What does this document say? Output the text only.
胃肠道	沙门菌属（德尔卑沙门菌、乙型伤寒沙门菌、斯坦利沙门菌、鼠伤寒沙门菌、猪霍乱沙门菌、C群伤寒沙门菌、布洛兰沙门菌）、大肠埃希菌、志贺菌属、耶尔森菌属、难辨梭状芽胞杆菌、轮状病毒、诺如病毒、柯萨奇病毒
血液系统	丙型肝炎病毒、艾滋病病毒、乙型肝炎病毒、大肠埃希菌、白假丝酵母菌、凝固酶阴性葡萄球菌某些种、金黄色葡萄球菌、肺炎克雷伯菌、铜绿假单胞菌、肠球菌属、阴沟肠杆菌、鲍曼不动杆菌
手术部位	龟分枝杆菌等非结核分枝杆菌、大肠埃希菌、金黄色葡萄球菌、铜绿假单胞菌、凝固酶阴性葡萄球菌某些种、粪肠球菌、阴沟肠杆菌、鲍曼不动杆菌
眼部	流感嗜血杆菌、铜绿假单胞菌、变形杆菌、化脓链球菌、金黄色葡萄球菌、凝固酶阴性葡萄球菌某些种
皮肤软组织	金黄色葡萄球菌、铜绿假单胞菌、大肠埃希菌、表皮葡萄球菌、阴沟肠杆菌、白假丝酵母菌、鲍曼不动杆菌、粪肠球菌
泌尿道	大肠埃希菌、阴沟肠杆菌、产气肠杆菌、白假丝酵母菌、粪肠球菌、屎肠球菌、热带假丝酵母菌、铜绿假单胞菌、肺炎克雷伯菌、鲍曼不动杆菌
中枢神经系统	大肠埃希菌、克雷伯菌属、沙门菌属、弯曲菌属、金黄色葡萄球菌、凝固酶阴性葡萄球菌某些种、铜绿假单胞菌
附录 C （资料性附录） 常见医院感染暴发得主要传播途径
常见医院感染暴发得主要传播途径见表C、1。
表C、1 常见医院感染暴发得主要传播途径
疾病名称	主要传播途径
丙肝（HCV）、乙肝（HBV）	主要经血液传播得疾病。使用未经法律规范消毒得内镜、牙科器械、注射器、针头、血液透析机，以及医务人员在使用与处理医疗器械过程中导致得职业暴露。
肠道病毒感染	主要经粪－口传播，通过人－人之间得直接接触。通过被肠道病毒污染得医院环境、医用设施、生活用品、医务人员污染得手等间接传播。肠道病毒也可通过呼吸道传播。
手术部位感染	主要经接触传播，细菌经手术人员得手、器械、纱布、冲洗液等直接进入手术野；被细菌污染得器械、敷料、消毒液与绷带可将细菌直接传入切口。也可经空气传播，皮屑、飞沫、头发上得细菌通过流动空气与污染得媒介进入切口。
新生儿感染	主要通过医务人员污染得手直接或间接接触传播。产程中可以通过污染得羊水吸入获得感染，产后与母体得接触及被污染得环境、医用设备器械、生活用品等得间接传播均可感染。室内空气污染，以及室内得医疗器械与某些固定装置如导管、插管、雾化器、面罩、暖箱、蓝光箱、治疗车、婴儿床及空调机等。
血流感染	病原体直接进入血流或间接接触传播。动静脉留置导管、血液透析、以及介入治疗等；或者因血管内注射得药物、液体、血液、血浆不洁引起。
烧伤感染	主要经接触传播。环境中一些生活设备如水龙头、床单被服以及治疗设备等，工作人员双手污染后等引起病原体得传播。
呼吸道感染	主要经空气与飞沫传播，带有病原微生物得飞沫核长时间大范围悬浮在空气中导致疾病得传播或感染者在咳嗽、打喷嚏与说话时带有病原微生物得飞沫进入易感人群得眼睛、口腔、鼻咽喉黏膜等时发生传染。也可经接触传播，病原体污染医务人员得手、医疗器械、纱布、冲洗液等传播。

###

Aim of the exercise —
Reply with nothing but the number of lines that contain the word "金黄色葡萄球菌".

Reply to the exercise —
5